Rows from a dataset

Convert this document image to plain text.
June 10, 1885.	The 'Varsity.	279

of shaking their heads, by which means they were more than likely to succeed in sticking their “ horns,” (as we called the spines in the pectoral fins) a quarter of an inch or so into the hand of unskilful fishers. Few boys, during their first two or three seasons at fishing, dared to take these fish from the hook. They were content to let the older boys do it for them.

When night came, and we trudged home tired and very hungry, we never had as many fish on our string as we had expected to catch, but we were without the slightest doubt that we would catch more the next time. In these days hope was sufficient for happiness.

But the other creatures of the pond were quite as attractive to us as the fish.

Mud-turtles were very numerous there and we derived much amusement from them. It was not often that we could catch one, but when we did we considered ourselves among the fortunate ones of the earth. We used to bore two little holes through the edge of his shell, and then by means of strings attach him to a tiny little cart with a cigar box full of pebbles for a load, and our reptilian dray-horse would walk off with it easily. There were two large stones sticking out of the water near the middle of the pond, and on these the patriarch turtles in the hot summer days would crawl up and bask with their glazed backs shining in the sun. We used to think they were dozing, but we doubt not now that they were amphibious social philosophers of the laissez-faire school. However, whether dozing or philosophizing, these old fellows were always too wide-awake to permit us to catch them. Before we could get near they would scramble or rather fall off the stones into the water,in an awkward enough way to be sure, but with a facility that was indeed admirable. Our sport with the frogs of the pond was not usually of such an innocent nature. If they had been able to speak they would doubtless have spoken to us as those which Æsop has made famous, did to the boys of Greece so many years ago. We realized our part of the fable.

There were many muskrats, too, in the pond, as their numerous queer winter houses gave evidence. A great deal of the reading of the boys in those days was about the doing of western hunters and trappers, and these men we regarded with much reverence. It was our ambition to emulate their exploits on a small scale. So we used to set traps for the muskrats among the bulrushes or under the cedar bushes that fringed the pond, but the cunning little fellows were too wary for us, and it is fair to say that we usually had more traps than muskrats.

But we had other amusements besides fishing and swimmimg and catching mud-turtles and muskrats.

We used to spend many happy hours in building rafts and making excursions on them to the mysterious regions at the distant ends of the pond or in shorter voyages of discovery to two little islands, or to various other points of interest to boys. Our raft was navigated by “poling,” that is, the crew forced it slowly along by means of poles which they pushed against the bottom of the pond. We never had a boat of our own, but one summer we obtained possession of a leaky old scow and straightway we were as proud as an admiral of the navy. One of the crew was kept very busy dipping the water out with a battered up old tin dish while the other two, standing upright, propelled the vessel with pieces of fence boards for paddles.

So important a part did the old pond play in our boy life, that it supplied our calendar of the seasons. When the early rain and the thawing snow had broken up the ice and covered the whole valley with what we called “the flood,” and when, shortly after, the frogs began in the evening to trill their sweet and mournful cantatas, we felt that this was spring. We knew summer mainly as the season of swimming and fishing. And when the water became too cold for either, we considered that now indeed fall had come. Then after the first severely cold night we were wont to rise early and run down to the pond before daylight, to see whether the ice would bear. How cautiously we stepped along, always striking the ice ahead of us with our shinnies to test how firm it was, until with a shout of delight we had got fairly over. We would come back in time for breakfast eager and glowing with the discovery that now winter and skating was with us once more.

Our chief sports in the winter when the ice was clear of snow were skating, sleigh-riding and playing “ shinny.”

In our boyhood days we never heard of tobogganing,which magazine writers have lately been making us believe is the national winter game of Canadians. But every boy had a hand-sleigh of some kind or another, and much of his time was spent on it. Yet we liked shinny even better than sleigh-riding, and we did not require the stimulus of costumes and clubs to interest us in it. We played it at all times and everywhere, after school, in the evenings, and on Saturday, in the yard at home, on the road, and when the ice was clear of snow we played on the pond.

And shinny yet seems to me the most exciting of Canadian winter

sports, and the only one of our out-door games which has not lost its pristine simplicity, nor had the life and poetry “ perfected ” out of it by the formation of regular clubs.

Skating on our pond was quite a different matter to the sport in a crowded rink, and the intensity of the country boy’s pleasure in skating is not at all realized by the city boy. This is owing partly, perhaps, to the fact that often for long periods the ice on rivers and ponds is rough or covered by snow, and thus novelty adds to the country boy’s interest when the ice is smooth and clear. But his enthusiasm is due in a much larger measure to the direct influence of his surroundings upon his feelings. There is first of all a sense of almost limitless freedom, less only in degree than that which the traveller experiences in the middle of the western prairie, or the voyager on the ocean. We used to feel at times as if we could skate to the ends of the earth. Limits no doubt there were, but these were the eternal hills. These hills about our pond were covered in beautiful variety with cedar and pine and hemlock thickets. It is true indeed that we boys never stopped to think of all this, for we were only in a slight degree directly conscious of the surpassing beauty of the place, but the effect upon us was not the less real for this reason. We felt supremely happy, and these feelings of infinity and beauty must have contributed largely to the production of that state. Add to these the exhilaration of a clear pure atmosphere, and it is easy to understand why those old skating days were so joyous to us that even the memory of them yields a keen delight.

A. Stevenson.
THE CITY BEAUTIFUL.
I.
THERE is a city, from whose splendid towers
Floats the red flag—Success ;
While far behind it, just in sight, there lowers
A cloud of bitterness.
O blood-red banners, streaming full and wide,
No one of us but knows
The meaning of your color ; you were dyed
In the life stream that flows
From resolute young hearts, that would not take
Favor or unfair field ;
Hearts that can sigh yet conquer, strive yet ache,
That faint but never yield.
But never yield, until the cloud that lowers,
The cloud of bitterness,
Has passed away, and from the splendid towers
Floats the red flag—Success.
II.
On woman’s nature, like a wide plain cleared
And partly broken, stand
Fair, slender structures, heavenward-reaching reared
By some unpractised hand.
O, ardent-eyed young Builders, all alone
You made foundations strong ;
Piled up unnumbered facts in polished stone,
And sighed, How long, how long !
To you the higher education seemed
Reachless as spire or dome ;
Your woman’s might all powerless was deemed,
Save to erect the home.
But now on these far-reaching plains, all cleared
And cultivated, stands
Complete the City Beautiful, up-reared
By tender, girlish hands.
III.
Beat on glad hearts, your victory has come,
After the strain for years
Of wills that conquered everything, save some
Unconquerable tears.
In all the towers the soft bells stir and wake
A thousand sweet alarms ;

## PROMPT
Nothing may be left out: return each entry exactly as it reads.

## RESULT FOR THIS TASK
Convert this document image to plain text.
June 10, 1885.	The 'Varsity.	279

of shaking their heads, by which means they were more than likely to succeed in sticking their “ horns,” (as we called the spines in the pectoral fins) a quarter of an inch or so into the hand of unskilful fishers. Few boys, during their first two or three seasons at fishing, dared to take these fish from the hook. They were content to let the older boys do it for them.

When night came, and we trudged home tired and very hungry, we never had as many fish on our string as we had expected to catch, but we were without the slightest doubt that we would catch more the next time. In these days hope was sufficient for happiness.

But the other creatures of the pond were quite as attractive to us as the fish.

Mud-turtles were very numerous there and we derived much amusement from them. It was not often that we could catch one, but when we did we considered ourselves among the fortunate ones of the earth. We used to bore two little holes through the edge of his shell, and then by means of strings attach him to a tiny little cart with a cigar box full of pebbles for a load, and our reptilian dray-horse would walk off with it easily. There were two large stones sticking out of the water near the middle of the pond, and on these the patriarch turtles in the hot summer days would crawl up and bask with their glazed backs shining in the sun. We used to think they were dozing, but we doubt not now that they were amphibious social philosophers of the laissez-faire school. However, whether dozing or philosophizing, these old fellows were always too wide-awake to permit us to catch them. Before we could get near they would scramble or rather fall off the stones into the water,in an awkward enough way to be sure, but with a facility that was indeed admirable. Our sport with the frogs of the pond was not usually of such an innocent nature. If they had been able to speak they would doubtless have spoken to us as those which Æsop has made famous, did to the boys of Greece so many years ago. We realized our part of the fable.

There were many muskrats, too, in the pond, as their numerous queer winter houses gave evidence. A great deal of the reading of the boys in those days was about the doing of western hunters and trappers, and these men we regarded with much reverence. It was our ambition to emulate their exploits on a small scale. So we used to set traps for the muskrats among the bulrushes or under the cedar bushes that fringed the pond, but the cunning little fellows were too wary for us, and it is fair to say that we usually had more traps than muskrats.

But we had other amusements besides fishing and swimmimg and catching mud-turtles and muskrats.

We used to spend many happy hours in building rafts and making excursions on them to the mysterious regions at the distant ends of the pond or in shorter voyages of discovery to two little islands, or to various other points of interest to boys. Our raft was navigated by “poling,” that is, the crew forced it slowly along by means of poles which they pushed against the bottom of the pond. We never had a boat of our own, but one summer we obtained possession of a leaky old scow and straightway we were as proud as an admiral of the navy. One of the crew was kept very busy dipping the water out with a battered up old tin dish while the other two, standing upright, propelled the vessel with pieces of fence boards for paddles.

So important a part did the old pond play in our boy life, that it supplied our calendar of the seasons. When the early rain and the thawing snow had broken up the ice and covered the whole valley with what we called “the flood,” and when, shortly after, the frogs began in the evening to trill their sweet and mournful cantatas, we felt that this was spring. We knew summer mainly as the season of swimming and fishing. And when the water became too cold for either, we considered that now indeed fall had come. Then after the first severely cold night we were wont to rise early and run down to the pond before daylight, to see whether the ice would bear. How cautiously we stepped along, always striking the ice ahead of us with our shinnies to test how firm it was, until with a shout of delight we had got fairly over. We would come back in time for breakfast eager and glowing with the discovery that now winter and skating was with us once more.

Our chief sports in the winter when the ice was clear of snow were skating, sleigh-riding and playing “ shinny.”

In our boyhood days we never heard of tobogganing,which magazine writers have lately been making us believe is the national winter game of Canadians. But every boy had a hand-sleigh of some kind or another, and much of his time was spent on it. Yet we liked shinny even better than sleigh-riding, and we did not require the stimulus of costumes and clubs to interest us in it. We played it at all times and everywhere, after school, in the evenings, and on Saturday, in the yard at home, on the road, and when the ice was clear of snow we played on the pond.

And shinny yet seems to me the most exciting of Canadian winter

sports, and the only one of our out-door games which has not lost its pristine simplicity, nor had the life and poetry “ perfected ” out of it by the formation of regular clubs.

Skating on our pond was quite a different matter to the sport in a crowded rink, and the intensity of the country boy’s pleasure in skating is not at all realized by the city boy. This is owing partly, perhaps, to the fact that often for long periods the ice on rivers and ponds is rough or covered by snow, and thus novelty adds to the country boy’s interest when the ice is smooth and clear. But his enthusiasm is due in a much larger measure to the direct influence of his surroundings upon his feelings. There is first of all a sense of almost limitless freedom, less only in degree than that which the traveller experiences in the middle of the western prairie, or the voyager on the ocean. We used to feel at times as if we could skate to the ends of the earth. Limits no doubt there were, but these were the eternal hills. These hills about our pond were covered in beautiful variety with cedar and pine and hemlock thickets. It is true indeed that we boys never stopped to think of all this, for we were only in a slight degree directly conscious of the surpassing beauty of the place, but the effect upon us was not the less real for this reason. We felt supremely happy, and these feelings of infinity and beauty must have contributed largely to the production of that state. Add to these the exhilaration of a clear pure atmosphere, and it is easy to understand why those old skating days were so joyous to us that even the memory of them yields a keen delight.

A. Stevenson.
THE CITY BEAUTIFUL.
I.
THERE is a city, from whose splendid towers
Floats the red flag—Success ;
While far behind it, just in sight, there lowers
A cloud of bitterness.
O blood-red banners, streaming full and wide,
No one of us but knows
The meaning of your color ; you were dyed
In the life stream that flows
From resolute young hearts, that would not take
Favor or unfair field ;
Hearts that can sigh yet conquer, strive yet ache,
That faint but never yield.
But never yield, until the cloud that lowers,
The cloud of bitterness,
Has passed away, and from the splendid towers
Floats the red flag—Success.
II.
On woman’s nature, like a wide plain cleared
And partly broken, stand
Fair, slender structures, heavenward-reaching reared
By some unpractised hand.
O, ardent-eyed young Builders, all alone
You made foundations strong ;
Piled up unnumbered facts in polished stone,
And sighed, How long, how long !
To you the higher education seemed
Reachless as spire or dome ;
Your woman’s might all powerless was deemed,
Save to erect the home.
But now on these far-reaching plains, all cleared
And cultivated, stands
Complete the City Beautiful, up-reared
By tender, girlish hands.
III.
Beat on glad hearts, your victory has come,
After the strain for years
Of wills that conquered everything, save some
Unconquerable tears.
In all the towers the soft bells stir and wake
A thousand sweet alarms ;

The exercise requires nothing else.